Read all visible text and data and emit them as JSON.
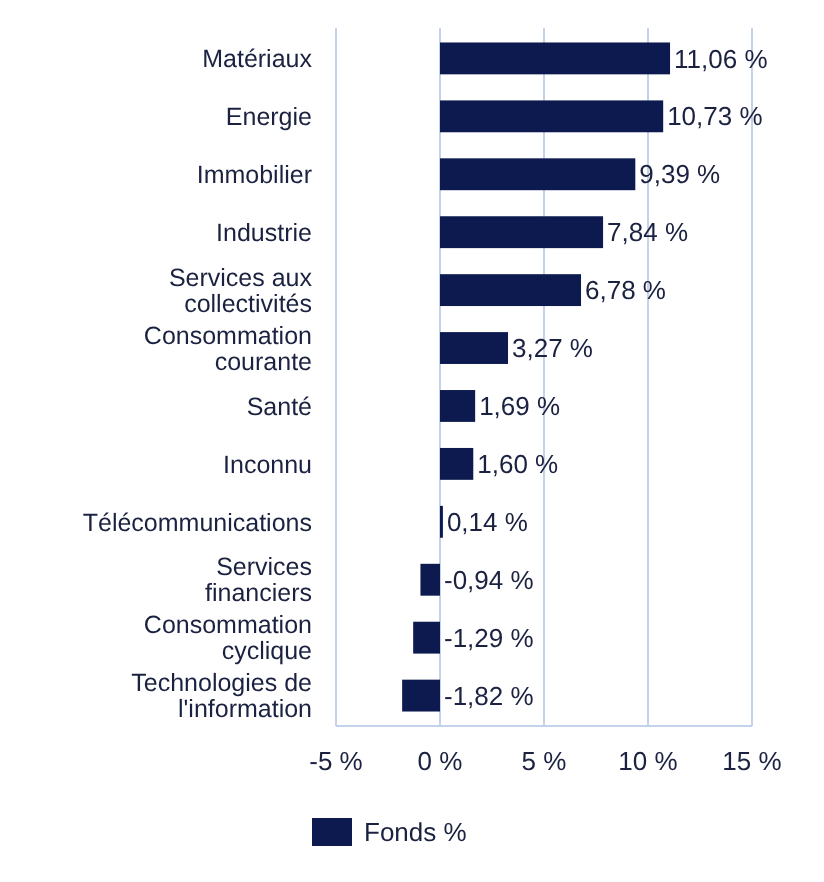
{
  "chart_data": {
    "type": "bar",
    "orientation": "horizontal",
    "categories": [
      "Matériaux",
      "Energie",
      "Immobilier",
      "Industrie",
      "Services aux collectivités",
      "Consommation courante",
      "Santé",
      "Inconnu",
      "Télécommunications",
      "Services financiers",
      "Consommation cyclique",
      "Technologies de l'information"
    ],
    "series": [
      {
        "name": "Fonds %",
        "color": "#0c1a4f",
        "values": [
          11.06,
          10.73,
          9.39,
          7.84,
          6.78,
          3.27,
          1.69,
          1.6,
          0.14,
          -0.94,
          -1.29,
          -1.82
        ],
        "value_labels": [
          "11,06 %",
          "10,73 %",
          "9,39 %",
          "7,84 %",
          "6,78 %",
          "3,27 %",
          "1,69 %",
          "1,60 %",
          "0,14 %",
          "-0,94 %",
          "-1,29 %",
          "-1,82 %"
        ]
      }
    ],
    "xlim": [
      -5,
      15
    ],
    "xticks": [
      {
        "value": -5,
        "label": "-5 %"
      },
      {
        "value": 0,
        "label": "0 %"
      },
      {
        "value": 5,
        "label": "5 %"
      },
      {
        "value": 10,
        "label": "10 %"
      },
      {
        "value": 15,
        "label": "15 %"
      }
    ],
    "grid": "x",
    "legend": "bottom"
  }
}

WHAT IS EXPECTED: Each line in the records above should be reproduced exactly; images are not copied.

WRITTEN ANSWER:
Read all visible text and data and emit them as JSON.
{
  "chart_data": {
    "type": "bar",
    "orientation": "horizontal",
    "categories": [
      "Matériaux",
      "Energie",
      "Immobilier",
      "Industrie",
      "Services aux collectivités",
      "Consommation courante",
      "Santé",
      "Inconnu",
      "Télécommunications",
      "Services financiers",
      "Consommation cyclique",
      "Technologies de l'information"
    ],
    "series": [
      {
        "name": "Fonds %",
        "color": "#0c1a4f",
        "values": [
          11.06,
          10.73,
          9.39,
          7.84,
          6.78,
          3.27,
          1.69,
          1.6,
          0.14,
          -0.94,
          -1.29,
          -1.82
        ],
        "value_labels": [
          "11,06 %",
          "10,73 %",
          "9,39 %",
          "7,84 %",
          "6,78 %",
          "3,27 %",
          "1,69 %",
          "1,60 %",
          "0,14 %",
          "-0,94 %",
          "-1,29 %",
          "-1,82 %"
        ]
      }
    ],
    "xlim": [
      -5,
      15
    ],
    "xticks": [
      {
        "value": -5,
        "label": "-5 %"
      },
      {
        "value": 0,
        "label": "0 %"
      },
      {
        "value": 5,
        "label": "5 %"
      },
      {
        "value": 10,
        "label": "10 %"
      },
      {
        "value": 15,
        "label": "15 %"
      }
    ],
    "grid": "x",
    "legend": "bottom"
  }
}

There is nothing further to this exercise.